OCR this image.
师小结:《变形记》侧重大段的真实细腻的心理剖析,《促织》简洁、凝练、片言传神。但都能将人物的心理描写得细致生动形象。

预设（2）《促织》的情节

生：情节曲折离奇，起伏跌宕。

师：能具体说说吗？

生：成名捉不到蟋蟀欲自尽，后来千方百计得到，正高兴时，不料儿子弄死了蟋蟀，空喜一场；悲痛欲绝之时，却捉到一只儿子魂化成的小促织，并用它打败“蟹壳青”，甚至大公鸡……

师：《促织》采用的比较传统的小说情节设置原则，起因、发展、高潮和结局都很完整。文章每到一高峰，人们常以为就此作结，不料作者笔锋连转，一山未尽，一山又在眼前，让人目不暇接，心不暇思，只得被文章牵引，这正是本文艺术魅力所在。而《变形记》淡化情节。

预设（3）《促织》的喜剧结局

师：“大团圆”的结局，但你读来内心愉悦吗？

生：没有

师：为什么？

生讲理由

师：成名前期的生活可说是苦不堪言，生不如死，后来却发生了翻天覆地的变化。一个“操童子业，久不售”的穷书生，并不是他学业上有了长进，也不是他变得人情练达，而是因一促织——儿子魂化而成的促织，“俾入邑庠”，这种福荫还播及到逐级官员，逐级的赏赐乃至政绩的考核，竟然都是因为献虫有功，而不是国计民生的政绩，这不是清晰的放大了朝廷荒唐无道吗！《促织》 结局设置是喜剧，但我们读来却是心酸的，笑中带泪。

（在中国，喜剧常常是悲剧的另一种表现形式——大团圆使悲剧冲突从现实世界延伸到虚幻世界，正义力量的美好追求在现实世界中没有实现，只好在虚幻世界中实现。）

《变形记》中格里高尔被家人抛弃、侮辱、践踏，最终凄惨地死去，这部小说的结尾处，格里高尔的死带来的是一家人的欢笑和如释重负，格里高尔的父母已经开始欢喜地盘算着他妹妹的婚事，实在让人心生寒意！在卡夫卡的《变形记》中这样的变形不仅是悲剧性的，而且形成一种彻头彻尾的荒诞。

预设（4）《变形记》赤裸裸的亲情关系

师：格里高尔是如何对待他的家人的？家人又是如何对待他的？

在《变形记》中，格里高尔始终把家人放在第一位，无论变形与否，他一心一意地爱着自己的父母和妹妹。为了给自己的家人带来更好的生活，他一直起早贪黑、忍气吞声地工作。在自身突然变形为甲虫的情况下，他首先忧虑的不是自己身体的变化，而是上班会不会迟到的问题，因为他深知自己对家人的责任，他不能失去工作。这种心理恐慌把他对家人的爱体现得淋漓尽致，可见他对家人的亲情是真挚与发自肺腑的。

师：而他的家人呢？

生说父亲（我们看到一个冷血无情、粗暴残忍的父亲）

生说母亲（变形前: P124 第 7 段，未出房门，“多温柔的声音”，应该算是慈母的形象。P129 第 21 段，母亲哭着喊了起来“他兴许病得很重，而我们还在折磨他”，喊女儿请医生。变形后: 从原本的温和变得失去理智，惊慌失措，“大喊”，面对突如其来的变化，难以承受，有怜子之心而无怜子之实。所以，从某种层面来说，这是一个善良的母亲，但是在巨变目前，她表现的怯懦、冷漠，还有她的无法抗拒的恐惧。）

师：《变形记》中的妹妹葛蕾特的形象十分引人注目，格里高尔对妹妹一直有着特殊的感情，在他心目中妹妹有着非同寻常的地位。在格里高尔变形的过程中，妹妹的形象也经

What you need to do
Faithfully reproduce all of the records, character for character.

In response
OCR this image.
师小结:《变形记》侧重大段的真实细腻的心理剖析,《促织》简洁、凝练、片言传神。但都能将人物的心理描写得细致生动形象。

预设（2）《促织》的情节

生：情节曲折离奇，起伏跌宕。

师：能具体说说吗？

生：成名捉不到蟋蟀欲自尽，后来千方百计得到，正高兴时，不料儿子弄死了蟋蟀，空喜一场；悲痛欲绝之时，却捉到一只儿子魂化成的小促织，并用它打败“蟹壳青”，甚至大公鸡……

师：《促织》采用的比较传统的小说情节设置原则，起因、发展、高潮和结局都很完整。文章每到一高峰，人们常以为就此作结，不料作者笔锋连转，一山未尽，一山又在眼前，让人目不暇接，心不暇思，只得被文章牵引，这正是本文艺术魅力所在。而《变形记》淡化情节。

预设（3）《促织》的喜剧结局

师：“大团圆”的结局，但你读来内心愉悦吗？

生：没有

师：为什么？

生讲理由

师：成名前期的生活可说是苦不堪言，生不如死，后来却发生了翻天覆地的变化。一个“操童子业，久不售”的穷书生，并不是他学业上有了长进，也不是他变得人情练达，而是因一促织——儿子魂化而成的促织，“俾入邑庠”，这种福荫还播及到逐级官员，逐级的赏赐乃至政绩的考核，竟然都是因为献虫有功，而不是国计民生的政绩，这不是清晰的放大了朝廷荒唐无道吗！《促织》 结局设置是喜剧，但我们读来却是心酸的，笑中带泪。

（在中国，喜剧常常是悲剧的另一种表现形式——大团圆使悲剧冲突从现实世界延伸到虚幻世界，正义力量的美好追求在现实世界中没有实现，只好在虚幻世界中实现。）

《变形记》中格里高尔被家人抛弃、侮辱、践踏，最终凄惨地死去，这部小说的结尾处，格里高尔的死带来的是一家人的欢笑和如释重负，格里高尔的父母已经开始欢喜地盘算着他妹妹的婚事，实在让人心生寒意！在卡夫卡的《变形记》中这样的变形不仅是悲剧性的，而且形成一种彻头彻尾的荒诞。

预设（4）《变形记》赤裸裸的亲情关系

师：格里高尔是如何对待他的家人的？家人又是如何对待他的？

在《变形记》中，格里高尔始终把家人放在第一位，无论变形与否，他一心一意地爱着自己的父母和妹妹。为了给自己的家人带来更好的生活，他一直起早贪黑、忍气吞声地工作。在自身突然变形为甲虫的情况下，他首先忧虑的不是自己身体的变化，而是上班会不会迟到的问题，因为他深知自己对家人的责任，他不能失去工作。这种心理恐慌把他对家人的爱体现得淋漓尽致，可见他对家人的亲情是真挚与发自肺腑的。

师：而他的家人呢？

生说父亲（我们看到一个冷血无情、粗暴残忍的父亲）

生说母亲（变形前: P124 第 7 段，未出房门，“多温柔的声音”，应该算是慈母的形象。P129 第 21 段，母亲哭着喊了起来“他兴许病得很重，而我们还在折磨他”，喊女儿请医生。变形后: 从原本的温和变得失去理智，惊慌失措，“大喊”，面对突如其来的变化，难以承受，有怜子之心而无怜子之实。所以，从某种层面来说，这是一个善良的母亲，但是在巨变目前，她表现的怯懦、冷漠，还有她的无法抗拒的恐惧。）

师：《变形记》中的妹妹葛蕾特的形象十分引人注目，格里高尔对妹妹一直有着特殊的感情，在他心目中妹妹有着非同寻常的地位。在格里高尔变形的过程中，妹妹的形象也经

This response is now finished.